Search the material for the word "Allocated" and copy each line that holds it.
——————————
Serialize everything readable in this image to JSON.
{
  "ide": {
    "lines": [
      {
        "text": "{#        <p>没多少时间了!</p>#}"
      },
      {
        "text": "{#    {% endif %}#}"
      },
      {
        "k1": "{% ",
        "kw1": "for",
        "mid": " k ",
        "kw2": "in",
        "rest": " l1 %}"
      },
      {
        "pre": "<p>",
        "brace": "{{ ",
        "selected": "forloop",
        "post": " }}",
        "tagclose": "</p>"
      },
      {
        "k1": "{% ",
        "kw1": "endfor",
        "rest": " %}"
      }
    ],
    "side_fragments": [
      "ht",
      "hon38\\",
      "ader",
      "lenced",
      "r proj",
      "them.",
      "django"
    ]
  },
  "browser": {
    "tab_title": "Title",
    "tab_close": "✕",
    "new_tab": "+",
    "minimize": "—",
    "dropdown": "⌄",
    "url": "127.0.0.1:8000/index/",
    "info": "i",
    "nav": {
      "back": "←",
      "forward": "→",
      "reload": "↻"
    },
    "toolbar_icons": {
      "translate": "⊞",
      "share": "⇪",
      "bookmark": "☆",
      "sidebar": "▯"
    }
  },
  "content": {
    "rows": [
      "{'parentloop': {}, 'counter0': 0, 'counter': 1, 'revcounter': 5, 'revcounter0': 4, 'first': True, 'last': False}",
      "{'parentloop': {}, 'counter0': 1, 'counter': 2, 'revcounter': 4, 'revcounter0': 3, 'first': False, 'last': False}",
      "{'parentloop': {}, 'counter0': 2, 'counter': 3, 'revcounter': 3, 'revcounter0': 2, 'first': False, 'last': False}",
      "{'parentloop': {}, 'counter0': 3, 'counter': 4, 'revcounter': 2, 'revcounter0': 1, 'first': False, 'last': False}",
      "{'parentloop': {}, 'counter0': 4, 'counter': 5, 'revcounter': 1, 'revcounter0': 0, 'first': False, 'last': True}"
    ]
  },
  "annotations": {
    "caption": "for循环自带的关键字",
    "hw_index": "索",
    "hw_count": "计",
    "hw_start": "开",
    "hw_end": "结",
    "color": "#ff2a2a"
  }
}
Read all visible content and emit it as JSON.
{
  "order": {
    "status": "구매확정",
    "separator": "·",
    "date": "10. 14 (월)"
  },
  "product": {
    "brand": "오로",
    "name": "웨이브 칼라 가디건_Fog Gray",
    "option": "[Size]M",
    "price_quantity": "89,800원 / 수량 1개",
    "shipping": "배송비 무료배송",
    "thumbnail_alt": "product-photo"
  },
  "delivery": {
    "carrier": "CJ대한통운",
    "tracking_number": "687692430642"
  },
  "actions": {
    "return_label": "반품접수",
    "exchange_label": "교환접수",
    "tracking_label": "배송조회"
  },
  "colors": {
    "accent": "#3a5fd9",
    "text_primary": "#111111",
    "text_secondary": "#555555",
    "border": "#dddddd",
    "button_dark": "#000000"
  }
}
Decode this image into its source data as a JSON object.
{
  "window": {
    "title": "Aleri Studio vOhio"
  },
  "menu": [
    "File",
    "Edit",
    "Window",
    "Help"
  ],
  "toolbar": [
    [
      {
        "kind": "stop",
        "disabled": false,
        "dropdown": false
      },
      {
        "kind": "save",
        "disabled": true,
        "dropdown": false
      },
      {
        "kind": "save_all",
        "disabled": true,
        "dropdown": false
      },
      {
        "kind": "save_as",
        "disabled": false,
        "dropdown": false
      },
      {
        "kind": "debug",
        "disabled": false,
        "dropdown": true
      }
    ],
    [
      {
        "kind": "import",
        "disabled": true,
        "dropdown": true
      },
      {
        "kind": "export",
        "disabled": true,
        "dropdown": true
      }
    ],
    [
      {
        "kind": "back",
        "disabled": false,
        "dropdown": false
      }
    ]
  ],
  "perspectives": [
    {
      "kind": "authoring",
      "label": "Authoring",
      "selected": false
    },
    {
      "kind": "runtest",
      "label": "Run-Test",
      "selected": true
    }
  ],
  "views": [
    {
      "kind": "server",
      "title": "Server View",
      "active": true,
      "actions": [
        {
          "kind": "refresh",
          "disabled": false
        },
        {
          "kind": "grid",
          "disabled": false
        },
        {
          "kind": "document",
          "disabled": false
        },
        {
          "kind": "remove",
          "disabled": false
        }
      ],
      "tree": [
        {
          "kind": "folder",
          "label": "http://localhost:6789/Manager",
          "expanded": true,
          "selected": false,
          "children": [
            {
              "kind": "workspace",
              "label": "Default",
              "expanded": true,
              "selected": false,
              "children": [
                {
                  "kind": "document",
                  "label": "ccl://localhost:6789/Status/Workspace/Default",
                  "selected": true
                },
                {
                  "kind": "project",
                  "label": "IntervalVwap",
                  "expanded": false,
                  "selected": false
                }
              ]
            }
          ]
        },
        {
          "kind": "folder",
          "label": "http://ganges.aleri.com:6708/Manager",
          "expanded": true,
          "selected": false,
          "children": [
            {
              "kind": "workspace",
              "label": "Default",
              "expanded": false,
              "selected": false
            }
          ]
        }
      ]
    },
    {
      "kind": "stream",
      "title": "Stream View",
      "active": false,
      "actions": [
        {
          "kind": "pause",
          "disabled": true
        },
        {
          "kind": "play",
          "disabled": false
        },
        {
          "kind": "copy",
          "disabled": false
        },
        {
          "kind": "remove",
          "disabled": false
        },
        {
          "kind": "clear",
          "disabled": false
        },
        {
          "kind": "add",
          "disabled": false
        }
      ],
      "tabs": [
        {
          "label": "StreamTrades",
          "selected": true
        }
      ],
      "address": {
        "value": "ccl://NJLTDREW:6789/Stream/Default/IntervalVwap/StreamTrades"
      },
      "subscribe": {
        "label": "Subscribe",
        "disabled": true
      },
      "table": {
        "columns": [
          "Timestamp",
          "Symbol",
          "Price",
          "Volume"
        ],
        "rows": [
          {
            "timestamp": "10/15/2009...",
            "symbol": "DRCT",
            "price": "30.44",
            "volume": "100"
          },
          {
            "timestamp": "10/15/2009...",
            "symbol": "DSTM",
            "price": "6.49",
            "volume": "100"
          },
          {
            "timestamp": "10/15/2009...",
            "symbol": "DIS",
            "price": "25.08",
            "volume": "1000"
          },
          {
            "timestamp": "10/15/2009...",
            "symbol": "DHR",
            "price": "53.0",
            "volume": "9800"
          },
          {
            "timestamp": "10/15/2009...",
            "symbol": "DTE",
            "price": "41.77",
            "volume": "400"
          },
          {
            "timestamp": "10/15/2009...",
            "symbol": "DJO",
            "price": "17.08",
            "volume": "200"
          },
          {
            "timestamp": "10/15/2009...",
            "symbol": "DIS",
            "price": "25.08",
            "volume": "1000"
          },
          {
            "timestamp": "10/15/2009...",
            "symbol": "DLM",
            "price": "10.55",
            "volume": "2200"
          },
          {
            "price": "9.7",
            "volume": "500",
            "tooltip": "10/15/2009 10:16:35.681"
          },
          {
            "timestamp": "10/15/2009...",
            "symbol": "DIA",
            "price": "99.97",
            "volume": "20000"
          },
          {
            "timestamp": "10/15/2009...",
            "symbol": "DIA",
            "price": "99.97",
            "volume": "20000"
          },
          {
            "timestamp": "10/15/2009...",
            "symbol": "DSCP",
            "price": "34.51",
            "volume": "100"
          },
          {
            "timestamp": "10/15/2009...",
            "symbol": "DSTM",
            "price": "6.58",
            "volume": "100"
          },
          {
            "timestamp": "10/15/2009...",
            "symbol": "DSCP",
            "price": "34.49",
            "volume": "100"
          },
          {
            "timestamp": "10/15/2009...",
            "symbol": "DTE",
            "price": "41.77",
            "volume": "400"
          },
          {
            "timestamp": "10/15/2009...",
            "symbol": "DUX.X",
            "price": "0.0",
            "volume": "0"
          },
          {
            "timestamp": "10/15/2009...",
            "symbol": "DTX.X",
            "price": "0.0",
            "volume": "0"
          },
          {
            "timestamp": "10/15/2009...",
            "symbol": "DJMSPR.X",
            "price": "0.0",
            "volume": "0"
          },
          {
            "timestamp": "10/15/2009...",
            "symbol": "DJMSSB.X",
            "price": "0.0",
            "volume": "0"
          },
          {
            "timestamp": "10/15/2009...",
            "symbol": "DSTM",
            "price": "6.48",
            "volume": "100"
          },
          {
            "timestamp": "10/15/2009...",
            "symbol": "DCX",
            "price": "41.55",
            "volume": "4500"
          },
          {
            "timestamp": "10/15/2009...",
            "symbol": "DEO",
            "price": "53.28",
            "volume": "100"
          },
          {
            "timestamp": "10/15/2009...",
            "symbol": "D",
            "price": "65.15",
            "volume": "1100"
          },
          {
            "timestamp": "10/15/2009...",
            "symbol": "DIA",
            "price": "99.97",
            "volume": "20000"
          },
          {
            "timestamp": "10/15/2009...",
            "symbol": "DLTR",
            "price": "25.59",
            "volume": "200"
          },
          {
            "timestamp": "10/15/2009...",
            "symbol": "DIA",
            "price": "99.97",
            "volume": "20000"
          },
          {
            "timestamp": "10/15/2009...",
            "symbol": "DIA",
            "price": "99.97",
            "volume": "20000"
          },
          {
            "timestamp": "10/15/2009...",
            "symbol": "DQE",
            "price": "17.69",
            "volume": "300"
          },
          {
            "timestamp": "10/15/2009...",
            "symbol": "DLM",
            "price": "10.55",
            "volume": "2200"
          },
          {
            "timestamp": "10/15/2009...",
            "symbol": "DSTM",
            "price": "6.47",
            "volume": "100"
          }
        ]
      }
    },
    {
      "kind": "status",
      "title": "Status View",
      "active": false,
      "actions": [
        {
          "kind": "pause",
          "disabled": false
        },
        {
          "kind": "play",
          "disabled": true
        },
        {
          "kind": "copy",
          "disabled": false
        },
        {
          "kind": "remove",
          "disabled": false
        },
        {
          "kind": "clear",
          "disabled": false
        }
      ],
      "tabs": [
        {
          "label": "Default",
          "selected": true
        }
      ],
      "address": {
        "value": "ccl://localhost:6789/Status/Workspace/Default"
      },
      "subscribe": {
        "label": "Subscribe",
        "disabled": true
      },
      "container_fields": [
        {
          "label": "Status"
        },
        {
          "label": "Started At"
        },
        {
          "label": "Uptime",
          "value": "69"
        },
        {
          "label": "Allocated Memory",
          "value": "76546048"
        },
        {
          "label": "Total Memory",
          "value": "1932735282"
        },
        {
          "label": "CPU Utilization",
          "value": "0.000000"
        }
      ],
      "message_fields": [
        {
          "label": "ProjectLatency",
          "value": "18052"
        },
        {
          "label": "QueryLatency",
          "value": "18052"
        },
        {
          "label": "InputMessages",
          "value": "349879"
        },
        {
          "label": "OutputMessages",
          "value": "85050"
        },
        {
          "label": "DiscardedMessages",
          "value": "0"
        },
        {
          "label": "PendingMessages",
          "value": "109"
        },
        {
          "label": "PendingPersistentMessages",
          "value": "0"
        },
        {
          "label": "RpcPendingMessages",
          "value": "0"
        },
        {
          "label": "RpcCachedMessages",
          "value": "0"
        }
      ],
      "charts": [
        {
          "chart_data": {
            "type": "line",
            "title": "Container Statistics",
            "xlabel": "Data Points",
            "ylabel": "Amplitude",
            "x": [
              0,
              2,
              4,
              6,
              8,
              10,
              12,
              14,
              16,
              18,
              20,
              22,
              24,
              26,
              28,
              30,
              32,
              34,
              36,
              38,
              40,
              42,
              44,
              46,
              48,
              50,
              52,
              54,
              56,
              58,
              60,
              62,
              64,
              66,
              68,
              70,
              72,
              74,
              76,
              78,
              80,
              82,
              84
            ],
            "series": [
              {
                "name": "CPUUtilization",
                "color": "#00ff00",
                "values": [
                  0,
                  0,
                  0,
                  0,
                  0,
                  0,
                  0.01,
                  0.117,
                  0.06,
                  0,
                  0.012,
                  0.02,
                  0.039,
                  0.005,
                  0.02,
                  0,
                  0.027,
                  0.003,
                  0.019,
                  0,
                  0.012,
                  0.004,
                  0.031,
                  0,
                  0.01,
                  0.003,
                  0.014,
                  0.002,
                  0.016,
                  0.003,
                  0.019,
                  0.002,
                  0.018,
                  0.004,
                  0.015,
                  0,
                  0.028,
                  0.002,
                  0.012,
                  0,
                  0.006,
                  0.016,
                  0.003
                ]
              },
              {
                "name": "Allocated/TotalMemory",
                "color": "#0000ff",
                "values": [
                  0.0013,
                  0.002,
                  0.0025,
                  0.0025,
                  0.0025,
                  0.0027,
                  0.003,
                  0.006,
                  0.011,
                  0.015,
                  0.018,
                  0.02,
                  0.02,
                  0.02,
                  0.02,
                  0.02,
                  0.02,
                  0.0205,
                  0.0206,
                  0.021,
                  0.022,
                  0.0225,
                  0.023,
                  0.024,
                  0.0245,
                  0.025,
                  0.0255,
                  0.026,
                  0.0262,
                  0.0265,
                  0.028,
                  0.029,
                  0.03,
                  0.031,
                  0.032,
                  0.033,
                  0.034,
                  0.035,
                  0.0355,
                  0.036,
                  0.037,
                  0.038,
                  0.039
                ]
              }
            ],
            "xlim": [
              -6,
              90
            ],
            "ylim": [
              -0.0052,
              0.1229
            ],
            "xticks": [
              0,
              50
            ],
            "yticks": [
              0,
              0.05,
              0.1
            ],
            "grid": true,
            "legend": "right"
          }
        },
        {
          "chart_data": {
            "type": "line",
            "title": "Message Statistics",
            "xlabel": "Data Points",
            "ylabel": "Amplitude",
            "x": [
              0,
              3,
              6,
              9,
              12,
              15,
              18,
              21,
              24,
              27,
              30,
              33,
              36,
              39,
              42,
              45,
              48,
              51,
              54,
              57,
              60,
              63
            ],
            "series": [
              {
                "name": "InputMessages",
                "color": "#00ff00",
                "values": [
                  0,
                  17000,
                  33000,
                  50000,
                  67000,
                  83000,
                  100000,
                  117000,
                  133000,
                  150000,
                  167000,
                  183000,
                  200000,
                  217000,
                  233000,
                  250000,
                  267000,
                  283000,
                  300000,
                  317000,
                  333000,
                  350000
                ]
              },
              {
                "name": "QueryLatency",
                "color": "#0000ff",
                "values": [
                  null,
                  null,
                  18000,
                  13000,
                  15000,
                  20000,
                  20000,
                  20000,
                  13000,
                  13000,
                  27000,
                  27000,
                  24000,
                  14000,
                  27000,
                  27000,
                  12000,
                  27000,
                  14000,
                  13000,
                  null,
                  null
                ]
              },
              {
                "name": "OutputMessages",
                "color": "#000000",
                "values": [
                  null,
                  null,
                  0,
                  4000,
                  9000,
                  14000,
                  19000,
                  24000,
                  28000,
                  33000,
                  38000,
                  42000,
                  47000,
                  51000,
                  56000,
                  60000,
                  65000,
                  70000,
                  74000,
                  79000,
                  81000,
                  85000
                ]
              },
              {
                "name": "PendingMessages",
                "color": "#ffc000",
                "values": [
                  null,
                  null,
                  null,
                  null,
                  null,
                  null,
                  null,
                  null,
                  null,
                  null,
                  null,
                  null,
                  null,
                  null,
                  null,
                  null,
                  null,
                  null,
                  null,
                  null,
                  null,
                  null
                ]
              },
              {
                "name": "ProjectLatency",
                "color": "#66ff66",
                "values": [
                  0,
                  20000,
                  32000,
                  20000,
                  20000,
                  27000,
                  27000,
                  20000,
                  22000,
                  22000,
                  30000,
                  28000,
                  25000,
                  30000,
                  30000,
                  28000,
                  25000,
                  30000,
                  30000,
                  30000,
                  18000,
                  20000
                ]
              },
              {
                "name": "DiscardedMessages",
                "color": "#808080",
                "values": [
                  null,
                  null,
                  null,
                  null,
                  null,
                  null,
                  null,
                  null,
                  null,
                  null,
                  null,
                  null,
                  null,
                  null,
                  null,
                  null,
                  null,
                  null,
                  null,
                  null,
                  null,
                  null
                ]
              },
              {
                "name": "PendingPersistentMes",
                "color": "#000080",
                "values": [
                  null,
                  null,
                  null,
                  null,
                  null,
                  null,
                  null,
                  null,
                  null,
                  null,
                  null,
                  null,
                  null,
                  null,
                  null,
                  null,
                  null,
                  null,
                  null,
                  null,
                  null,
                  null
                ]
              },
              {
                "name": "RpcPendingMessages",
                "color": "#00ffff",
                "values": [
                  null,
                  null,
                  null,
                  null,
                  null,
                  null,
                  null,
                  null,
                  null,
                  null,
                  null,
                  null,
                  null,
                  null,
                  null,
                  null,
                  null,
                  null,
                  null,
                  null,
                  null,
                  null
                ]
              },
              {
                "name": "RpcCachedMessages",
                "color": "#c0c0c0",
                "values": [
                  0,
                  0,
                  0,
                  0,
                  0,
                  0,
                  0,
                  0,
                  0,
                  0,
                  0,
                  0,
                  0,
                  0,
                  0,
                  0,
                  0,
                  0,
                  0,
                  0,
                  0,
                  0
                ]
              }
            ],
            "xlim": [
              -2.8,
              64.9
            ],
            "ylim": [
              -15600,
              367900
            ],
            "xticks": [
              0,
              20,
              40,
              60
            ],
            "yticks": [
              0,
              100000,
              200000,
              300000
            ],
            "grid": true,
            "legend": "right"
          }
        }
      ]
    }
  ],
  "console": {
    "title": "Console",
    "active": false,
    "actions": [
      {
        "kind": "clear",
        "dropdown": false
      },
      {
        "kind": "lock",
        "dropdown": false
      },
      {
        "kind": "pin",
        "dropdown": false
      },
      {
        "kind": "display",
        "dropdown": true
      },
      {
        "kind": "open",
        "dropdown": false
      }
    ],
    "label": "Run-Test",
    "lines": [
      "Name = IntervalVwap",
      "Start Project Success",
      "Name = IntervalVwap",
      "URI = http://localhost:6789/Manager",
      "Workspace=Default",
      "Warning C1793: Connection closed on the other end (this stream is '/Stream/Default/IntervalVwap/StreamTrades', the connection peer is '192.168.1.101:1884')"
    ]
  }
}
——————————
(Exercise solution)
          "label": "Allocated Memory",
                "name": "Allocated/TotalMemory",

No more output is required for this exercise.